* Task description
The data must be returned in full and exactly as given.

Start The records

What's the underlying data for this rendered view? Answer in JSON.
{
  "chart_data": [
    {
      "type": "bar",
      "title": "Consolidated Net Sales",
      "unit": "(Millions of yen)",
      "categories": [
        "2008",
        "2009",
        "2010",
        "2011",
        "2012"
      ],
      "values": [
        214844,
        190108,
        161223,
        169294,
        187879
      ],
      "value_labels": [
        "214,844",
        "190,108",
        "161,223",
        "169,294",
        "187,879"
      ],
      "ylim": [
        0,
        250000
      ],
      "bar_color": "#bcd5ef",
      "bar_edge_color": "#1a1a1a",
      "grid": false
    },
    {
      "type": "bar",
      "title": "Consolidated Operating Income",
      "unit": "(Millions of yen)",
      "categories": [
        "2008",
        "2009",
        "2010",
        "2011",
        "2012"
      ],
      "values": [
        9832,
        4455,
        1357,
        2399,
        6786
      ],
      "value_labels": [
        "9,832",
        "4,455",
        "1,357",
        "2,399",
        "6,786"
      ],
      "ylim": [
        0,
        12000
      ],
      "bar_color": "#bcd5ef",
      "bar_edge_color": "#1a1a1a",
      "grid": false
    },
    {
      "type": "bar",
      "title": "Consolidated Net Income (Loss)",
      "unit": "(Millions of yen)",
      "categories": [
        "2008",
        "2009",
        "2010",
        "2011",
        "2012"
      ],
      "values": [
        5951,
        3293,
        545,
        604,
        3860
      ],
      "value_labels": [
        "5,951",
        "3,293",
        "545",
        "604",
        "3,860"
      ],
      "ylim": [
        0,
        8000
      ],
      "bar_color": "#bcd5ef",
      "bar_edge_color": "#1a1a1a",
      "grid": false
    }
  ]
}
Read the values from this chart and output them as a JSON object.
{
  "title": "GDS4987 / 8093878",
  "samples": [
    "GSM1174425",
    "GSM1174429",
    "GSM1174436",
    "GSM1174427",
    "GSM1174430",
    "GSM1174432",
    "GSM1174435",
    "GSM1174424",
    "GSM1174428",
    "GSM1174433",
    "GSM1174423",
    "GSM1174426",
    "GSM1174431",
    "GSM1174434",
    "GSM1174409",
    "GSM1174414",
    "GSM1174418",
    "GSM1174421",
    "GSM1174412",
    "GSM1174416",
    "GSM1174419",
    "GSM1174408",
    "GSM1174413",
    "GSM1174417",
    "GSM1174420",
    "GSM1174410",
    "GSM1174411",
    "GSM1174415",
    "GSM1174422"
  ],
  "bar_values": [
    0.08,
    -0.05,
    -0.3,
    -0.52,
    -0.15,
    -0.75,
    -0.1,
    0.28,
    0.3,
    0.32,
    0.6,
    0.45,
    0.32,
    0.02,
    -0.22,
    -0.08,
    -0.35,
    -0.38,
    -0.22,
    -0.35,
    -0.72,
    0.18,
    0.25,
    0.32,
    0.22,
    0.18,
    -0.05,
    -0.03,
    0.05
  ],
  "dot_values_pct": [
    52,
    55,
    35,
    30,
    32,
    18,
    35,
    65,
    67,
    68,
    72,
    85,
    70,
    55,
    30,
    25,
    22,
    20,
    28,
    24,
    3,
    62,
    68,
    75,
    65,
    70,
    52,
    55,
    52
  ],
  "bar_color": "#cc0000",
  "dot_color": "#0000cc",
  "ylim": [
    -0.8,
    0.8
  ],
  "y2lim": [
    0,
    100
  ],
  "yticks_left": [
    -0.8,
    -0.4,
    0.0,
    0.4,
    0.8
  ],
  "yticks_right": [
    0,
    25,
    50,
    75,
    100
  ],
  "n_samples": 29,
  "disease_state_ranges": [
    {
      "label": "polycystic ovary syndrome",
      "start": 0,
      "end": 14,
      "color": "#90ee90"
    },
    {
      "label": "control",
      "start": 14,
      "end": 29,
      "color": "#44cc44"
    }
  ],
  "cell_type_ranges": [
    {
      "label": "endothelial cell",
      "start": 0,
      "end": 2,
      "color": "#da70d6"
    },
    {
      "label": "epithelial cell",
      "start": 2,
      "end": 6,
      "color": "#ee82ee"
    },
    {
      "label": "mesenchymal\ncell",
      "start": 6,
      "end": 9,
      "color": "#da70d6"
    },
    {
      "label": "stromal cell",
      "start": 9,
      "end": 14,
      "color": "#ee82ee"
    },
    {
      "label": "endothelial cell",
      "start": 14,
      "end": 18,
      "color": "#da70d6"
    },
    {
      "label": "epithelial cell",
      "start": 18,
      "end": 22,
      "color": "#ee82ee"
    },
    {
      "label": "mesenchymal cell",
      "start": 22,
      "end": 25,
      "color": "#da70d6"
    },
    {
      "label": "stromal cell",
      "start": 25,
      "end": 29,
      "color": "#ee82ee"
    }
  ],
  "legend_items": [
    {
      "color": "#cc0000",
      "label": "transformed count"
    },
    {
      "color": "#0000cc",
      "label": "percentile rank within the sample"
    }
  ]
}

End The records

* Completed exercise
What's the underlying data for this rendered view? Answer in JSON.
{
  "chart_data": [
    {
      "type": "bar",
      "title": "Consolidated Net Sales",
      "unit": "(Millions of yen)",
      "categories": [
        "2008",
        "2009",
        "2010",
        "2011",
        "2012"
      ],
      "values": [
        214844,
        190108,
        161223,
        169294,
        187879
      ],
      "value_labels": [
        "214,844",
        "190,108",
        "161,223",
        "169,294",
        "187,879"
      ],
      "ylim": [
        0,
        250000
      ],
      "bar_color": "#bcd5ef",
      "bar_edge_color": "#1a1a1a",
      "grid": false
    },
    {
      "type": "bar",
      "title": "Consolidated Operating Income",
      "unit": "(Millions of yen)",
      "categories": [
        "2008",
        "2009",
        "2010",
        "2011",
        "2012"
      ],
      "values": [
        9832,
        4455,
        1357,
        2399,
        6786
      ],
      "value_labels": [
        "9,832",
        "4,455",
        "1,357",
        "2,399",
        "6,786"
      ],
      "ylim": [
        0,
        12000
      ],
      "bar_color": "#bcd5ef",
      "bar_edge_color": "#1a1a1a",
      "grid": false
    },
    {
      "type": "bar",
      "title": "Consolidated Net Income (Loss)",
      "unit": "(Millions of yen)",
      "categories": [
        "2008",
        "2009",
        "2010",
        "2011",
        "2012"
      ],
      "values": [
        5951,
        3293,
        545,
        604,
        3860
      ],
      "value_labels": [
        "5,951",
        "3,293",
        "545",
        "604",
        "3,860"
      ],
      "ylim": [
        0,
        8000
      ],
      "bar_color": "#bcd5ef",
      "bar_edge_color": "#1a1a1a",
      "grid": false
    }
  ]
}
Read the values from this chart and output them as a JSON object.
{
  "title": "GDS4987 / 8093878",
  "samples": [
    "GSM1174425",
    "GSM1174429",
    "GSM1174436",
    "GSM1174427",
    "GSM1174430",
    "GSM1174432",
    "GSM1174435",
    "GSM1174424",
    "GSM1174428",
    "GSM1174433",
    "GSM1174423",
    "GSM1174426",
    "GSM1174431",
    "GSM1174434",
    "GSM1174409",
    "GSM1174414",
    "GSM1174418",
    "GSM1174421",
    "GSM1174412",
    "GSM1174416",
    "GSM1174419",
    "GSM1174408",
    "GSM1174413",
    "GSM1174417",
    "GSM1174420",
    "GSM1174410",
    "GSM1174411",
    "GSM1174415",
    "GSM1174422"
  ],
  "bar_values": [
    0.08,
    -0.05,
    -0.3,
    -0.52,
    -0.15,
    -0.75,
    -0.1,
    0.28,
    0.3,
    0.32,
    0.6,
    0.45,
    0.32,
    0.02,
    -0.22,
    -0.08,
    -0.35,
    -0.38,
    -0.22,
    -0.35,
    -0.72,
    0.18,
    0.25,
    0.32,
    0.22,
    0.18,
    -0.05,
    -0.03,
    0.05
  ],
  "dot_values_pct": [
    52,
    55,
    35,
    30,
    32,
    18,
    35,
    65,
    67,
    68,
    72,
    85,
    70,
    55,
    30,
    25,
    22,
    20,
    28,
    24,
    3,
    62,
    68,
    75,
    65,
    70,
    52,
    55,
    52
  ],
  "bar_color": "#cc0000",
  "dot_color": "#0000cc",
  "ylim": [
    -0.8,
    0.8
  ],
  "y2lim": [
    0,
    100
  ],
  "yticks_left": [
    -0.8,
    -0.4,
    0.0,
    0.4,
    0.8
  ],
  "yticks_right": [
    0,
    25,
    50,
    75,
    100
  ],
  "n_samples": 29,
  "disease_state_ranges": [
    {
      "label": "polycystic ovary syndrome",
      "start": 0,
      "end": 14,
      "color": "#90ee90"
    },
    {
      "label": "control",
      "start": 14,
      "end": 29,
      "color": "#44cc44"
    }
  ],
  "cell_type_ranges": [
    {
      "label": "endothelial cell",
      "start": 0,
      "end": 2,
      "color": "#da70d6"
    },
    {
      "label": "epithelial cell",
      "start": 2,
      "end": 6,
      "color": "#ee82ee"
    },
    {
      "label": "mesenchymal\ncell",
      "start": 6,
      "end": 9,
      "color": "#da70d6"
    },
    {
      "label": "stromal cell",
      "start": 9,
      "end": 14,
      "color": "#ee82ee"
    },
    {
      "label": "endothelial cell",
      "start": 14,
      "end": 18,
      "color": "#da70d6"
    },
    {
      "label": "epithelial cell",
      "start": 18,
      "end": 22,
      "color": "#ee82ee"
    },
    {
      "label": "mesenchymal cell",
      "start": 22,
      "end": 25,
      "color": "#da70d6"
    },
    {
      "label": "stromal cell",
      "start": 25,
      "end": 29,
      "color": "#ee82ee"
    }
  ],
  "legend_items": [
    {
      "color": "#cc0000",
      "label": "transformed count"
    },
    {
      "color": "#0000cc",
      "label": "percentile rank within the sample"
    }
  ]
}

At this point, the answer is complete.